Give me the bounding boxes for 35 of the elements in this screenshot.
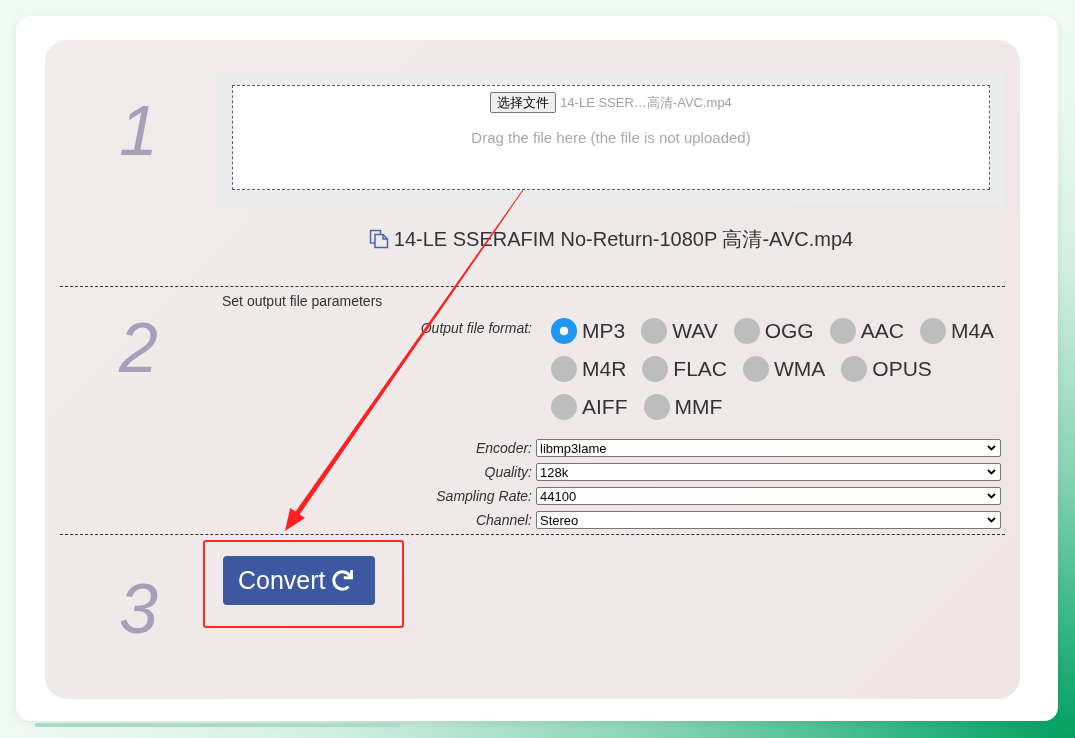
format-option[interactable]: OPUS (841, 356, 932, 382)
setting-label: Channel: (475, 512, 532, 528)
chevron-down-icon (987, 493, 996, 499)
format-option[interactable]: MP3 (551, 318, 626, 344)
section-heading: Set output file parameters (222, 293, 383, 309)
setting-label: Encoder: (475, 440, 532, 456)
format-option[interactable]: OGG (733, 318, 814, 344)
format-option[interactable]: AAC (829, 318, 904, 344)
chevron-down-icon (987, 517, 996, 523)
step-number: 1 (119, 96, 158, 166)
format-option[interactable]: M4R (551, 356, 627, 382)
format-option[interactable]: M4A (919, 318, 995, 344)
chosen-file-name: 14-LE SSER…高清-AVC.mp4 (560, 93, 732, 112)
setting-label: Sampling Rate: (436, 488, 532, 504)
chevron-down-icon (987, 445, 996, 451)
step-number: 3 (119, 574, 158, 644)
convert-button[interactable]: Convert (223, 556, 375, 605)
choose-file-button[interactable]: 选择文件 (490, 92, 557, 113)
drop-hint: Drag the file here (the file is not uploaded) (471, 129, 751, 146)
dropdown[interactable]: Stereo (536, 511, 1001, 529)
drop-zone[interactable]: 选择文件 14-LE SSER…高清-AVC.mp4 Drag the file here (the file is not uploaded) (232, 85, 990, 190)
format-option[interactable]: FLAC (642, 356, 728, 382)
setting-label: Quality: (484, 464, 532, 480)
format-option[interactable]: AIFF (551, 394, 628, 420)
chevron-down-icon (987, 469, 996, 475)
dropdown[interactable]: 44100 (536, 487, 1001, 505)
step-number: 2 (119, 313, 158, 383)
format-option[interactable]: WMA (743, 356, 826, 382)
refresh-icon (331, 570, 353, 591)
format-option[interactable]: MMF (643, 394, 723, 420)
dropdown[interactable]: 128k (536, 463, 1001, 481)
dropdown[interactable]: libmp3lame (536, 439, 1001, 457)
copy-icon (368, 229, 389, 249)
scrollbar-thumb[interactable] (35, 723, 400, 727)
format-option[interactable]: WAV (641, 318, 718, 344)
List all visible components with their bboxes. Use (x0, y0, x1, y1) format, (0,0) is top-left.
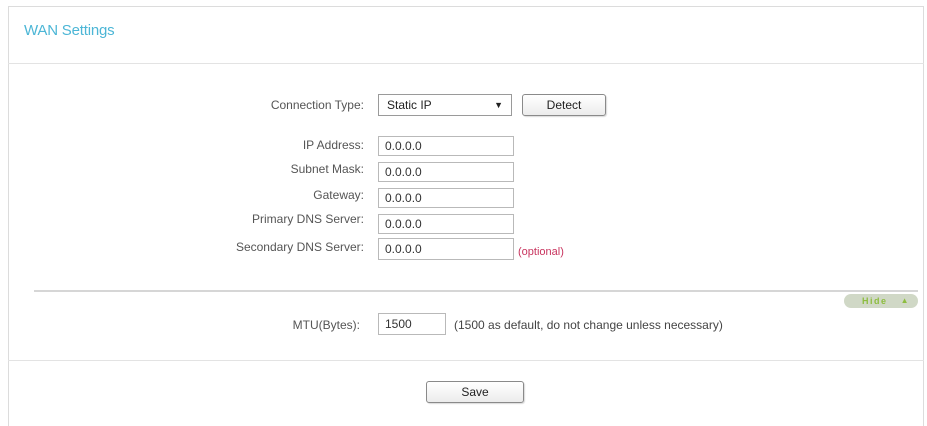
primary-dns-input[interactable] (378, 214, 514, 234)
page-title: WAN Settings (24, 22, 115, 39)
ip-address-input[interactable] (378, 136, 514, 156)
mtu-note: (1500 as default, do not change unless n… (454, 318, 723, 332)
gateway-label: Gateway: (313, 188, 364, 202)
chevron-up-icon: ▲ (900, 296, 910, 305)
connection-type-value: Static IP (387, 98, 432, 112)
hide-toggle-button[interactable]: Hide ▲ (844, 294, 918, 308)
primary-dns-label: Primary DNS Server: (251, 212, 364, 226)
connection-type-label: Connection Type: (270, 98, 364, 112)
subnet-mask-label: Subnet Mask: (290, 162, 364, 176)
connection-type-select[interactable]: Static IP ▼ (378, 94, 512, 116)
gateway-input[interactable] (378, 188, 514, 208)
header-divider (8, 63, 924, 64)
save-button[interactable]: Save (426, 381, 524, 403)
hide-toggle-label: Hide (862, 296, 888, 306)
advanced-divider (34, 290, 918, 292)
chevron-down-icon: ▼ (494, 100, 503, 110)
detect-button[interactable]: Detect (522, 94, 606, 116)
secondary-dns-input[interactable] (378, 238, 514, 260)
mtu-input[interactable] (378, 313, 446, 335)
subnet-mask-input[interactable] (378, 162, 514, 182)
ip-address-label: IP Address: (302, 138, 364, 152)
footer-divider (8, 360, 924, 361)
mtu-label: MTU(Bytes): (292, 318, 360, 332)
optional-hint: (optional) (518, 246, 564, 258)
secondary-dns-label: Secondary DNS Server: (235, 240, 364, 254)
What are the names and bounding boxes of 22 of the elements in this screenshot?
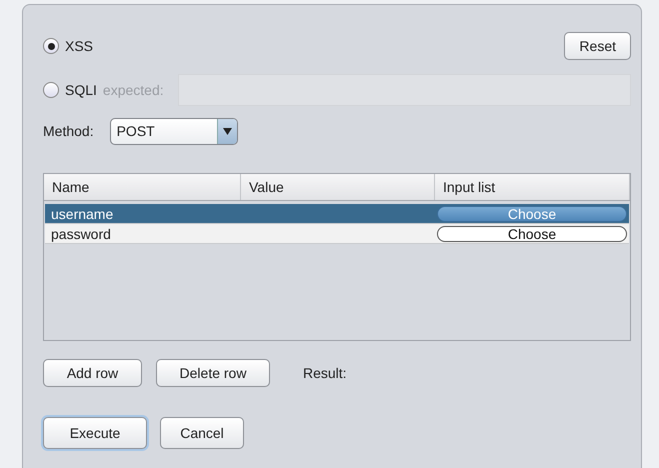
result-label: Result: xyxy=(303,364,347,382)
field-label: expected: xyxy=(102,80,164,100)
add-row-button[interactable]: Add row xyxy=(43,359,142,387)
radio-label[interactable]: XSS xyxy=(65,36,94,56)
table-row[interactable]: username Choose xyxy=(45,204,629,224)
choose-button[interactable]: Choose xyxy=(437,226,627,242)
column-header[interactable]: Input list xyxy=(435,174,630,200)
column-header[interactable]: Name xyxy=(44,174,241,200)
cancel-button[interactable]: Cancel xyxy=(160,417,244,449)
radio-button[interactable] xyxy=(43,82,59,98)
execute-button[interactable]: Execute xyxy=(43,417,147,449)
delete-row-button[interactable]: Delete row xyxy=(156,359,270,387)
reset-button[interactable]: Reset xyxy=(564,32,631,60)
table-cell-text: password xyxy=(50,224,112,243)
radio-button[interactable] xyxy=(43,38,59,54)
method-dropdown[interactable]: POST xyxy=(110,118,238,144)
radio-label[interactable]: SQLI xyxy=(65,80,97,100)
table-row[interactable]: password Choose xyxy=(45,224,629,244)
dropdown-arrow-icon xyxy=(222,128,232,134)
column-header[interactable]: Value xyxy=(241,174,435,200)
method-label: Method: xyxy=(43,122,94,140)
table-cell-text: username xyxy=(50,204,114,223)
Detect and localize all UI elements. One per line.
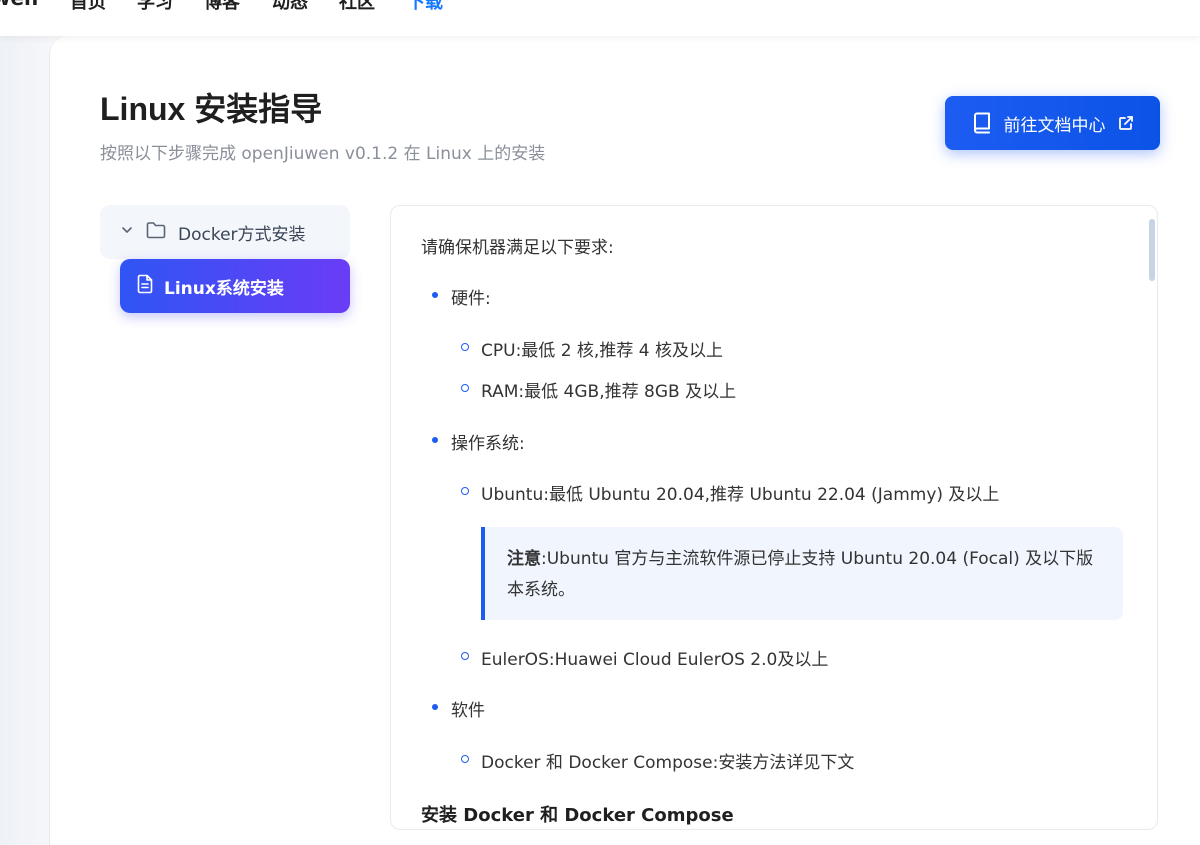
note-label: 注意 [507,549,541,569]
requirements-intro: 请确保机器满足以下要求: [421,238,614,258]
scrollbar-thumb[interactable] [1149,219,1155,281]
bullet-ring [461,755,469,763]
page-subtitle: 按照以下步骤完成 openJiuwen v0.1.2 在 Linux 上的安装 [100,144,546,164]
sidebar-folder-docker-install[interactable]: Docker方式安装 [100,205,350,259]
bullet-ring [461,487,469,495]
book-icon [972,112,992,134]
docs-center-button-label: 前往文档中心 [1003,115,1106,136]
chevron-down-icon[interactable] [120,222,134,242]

#####

## PROBLEM STATEMENT
Reproduce every one of the lines above without any change, and leave out the pictures.

## RESULT
Give me the bounding boxes for 35 of the elements in this screenshot.
format-option[interactable]: OPUS (841, 356, 932, 382)
setting-label: Channel: (475, 512, 532, 528)
chevron-down-icon (987, 493, 996, 499)
format-option[interactable]: MP3 (551, 318, 626, 344)
section-heading: Set output file parameters (222, 293, 383, 309)
setting-label: Encoder: (475, 440, 532, 456)
format-option[interactable]: OGG (733, 318, 814, 344)
format-option[interactable]: AAC (829, 318, 904, 344)
chevron-down-icon (987, 517, 996, 523)
step-number: 1 (119, 96, 158, 166)
format-option[interactable]: M4R (551, 356, 627, 382)
format-option[interactable]: M4A (919, 318, 995, 344)
chosen-file-name: 14-LE SSER…高清-AVC.mp4 (560, 93, 732, 112)
setting-label: Sampling Rate: (436, 488, 532, 504)
chevron-down-icon (987, 445, 996, 451)
step-number: 3 (119, 574, 158, 644)
convert-button[interactable]: Convert (223, 556, 375, 605)
choose-file-button[interactable]: 选择文件 (490, 92, 557, 113)
drop-hint: Drag the file here (the file is not uploaded) (471, 129, 751, 146)
dropdown[interactable]: Stereo (536, 511, 1001, 529)
drop-zone[interactable]: 选择文件 14-LE SSER…高清-AVC.mp4 Drag the file here (the file is not uploaded) (232, 85, 990, 190)
format-option[interactable]: FLAC (642, 356, 728, 382)
setting-label: Quality: (484, 464, 532, 480)
format-option[interactable]: AIFF (551, 394, 628, 420)
chevron-down-icon (987, 469, 996, 475)
dropdown[interactable]: 44100 (536, 487, 1001, 505)
step-number: 2 (119, 313, 158, 383)
format-option[interactable]: WMA (743, 356, 826, 382)
refresh-icon (331, 570, 353, 591)
format-option[interactable]: MMF (643, 394, 723, 420)
dropdown[interactable]: 128k (536, 463, 1001, 481)
dropdown[interactable]: libmp3lame (536, 439, 1001, 457)
copy-icon (368, 229, 389, 249)
scrollbar-thumb[interactable] (35, 723, 400, 727)
format-option[interactable]: WAV (641, 318, 718, 344)
List all visible components with their bboxes. Use (x0, y0, x1, y1) format, (0,0) is top-left.
primary-dns-input[interactable] (378, 214, 514, 234)
page-title: WAN Settings (24, 22, 115, 39)
ip-address-input[interactable] (378, 136, 514, 156)
mtu-note: (1500 as default, do not change unless n… (454, 318, 723, 332)
gateway-label: Gateway: (313, 188, 364, 202)
chevron-up-icon: ▲ (900, 296, 910, 305)
connection-type-value: Static IP (387, 98, 432, 112)
hide-toggle-button[interactable]: Hide ▲ (844, 294, 918, 308)
primary-dns-label: Primary DNS Server: (251, 212, 364, 226)
connection-type-label: Connection Type: (270, 98, 364, 112)
subnet-mask-label: Subnet Mask: (290, 162, 364, 176)
connection-type-select[interactable]: Static IP ▼ (378, 94, 512, 116)
gateway-input[interactable] (378, 188, 514, 208)
header-divider (8, 63, 924, 64)
save-button[interactable]: Save (426, 381, 524, 403)
hide-toggle-label: Hide (862, 296, 888, 306)
advanced-divider (34, 290, 918, 292)
chevron-down-icon: ▼ (494, 100, 503, 110)
detect-button[interactable]: Detect (522, 94, 606, 116)
secondary-dns-input[interactable] (378, 238, 514, 260)
mtu-input[interactable] (378, 313, 446, 335)
subnet-mask-input[interactable] (378, 162, 514, 182)
ip-address-label: IP Address: (302, 138, 364, 152)
footer-divider (8, 360, 924, 361)
mtu-label: MTU(Bytes): (292, 318, 360, 332)
optional-hint: (optional) (518, 246, 564, 258)
secondary-dns-label: Secondary DNS Server: (235, 240, 364, 254)
What are the names and bounding boxes of 22 of the elements in this screenshot?
result-label: Result: xyxy=(303,364,347,382)
field-label: expected: xyxy=(102,80,164,100)
add-row-button[interactable]: Add row xyxy=(43,359,142,387)
radio-label[interactable]: XSS xyxy=(65,36,94,56)
table-row[interactable]: username Choose xyxy=(45,204,629,224)
choose-button[interactable]: Choose xyxy=(437,226,627,242)
column-header[interactable]: Input list xyxy=(435,174,630,200)
column-header[interactable]: Name xyxy=(44,174,241,200)
cancel-button[interactable]: Cancel xyxy=(160,417,244,449)
radio-button[interactable] xyxy=(43,82,59,98)
execute-button[interactable]: Execute xyxy=(43,417,147,449)
delete-row-button[interactable]: Delete row xyxy=(156,359,270,387)
reset-button[interactable]: Reset xyxy=(564,32,631,60)
table-cell-text: password xyxy=(50,224,112,243)
radio-button[interactable] xyxy=(43,38,59,54)
method-dropdown[interactable]: POST xyxy=(110,118,238,144)
radio-label[interactable]: SQLI xyxy=(65,80,97,100)
table-row[interactable]: password Choose xyxy=(45,224,629,244)
dropdown-arrow-icon xyxy=(222,128,232,134)
column-header[interactable]: Value xyxy=(241,174,435,200)
method-label: Method: xyxy=(43,122,94,140)
table-cell-text: username xyxy=(50,204,114,223)
Detect and localize all UI elements. One per line.
note-label: 注意 [507,549,541,569]
requirements-intro: 请确保机器满足以下要求: [421,238,614,258]
scrollbar-thumb[interactable] [1149,219,1155,281]
bullet-ring [461,755,469,763]
page-subtitle: 按照以下步骤完成 openJiuwen v0.1.2 在 Linux 上的安装 [100,144,546,164]
sidebar-folder-docker-install[interactable]: Docker方式安装 [100,205,350,259]
bullet-ring [461,487,469,495]
book-icon [972,112,992,134]
docs-center-button-label: 前往文档中心 [1003,115,1106,136]
chevron-down-icon[interactable] [120,222,134,242]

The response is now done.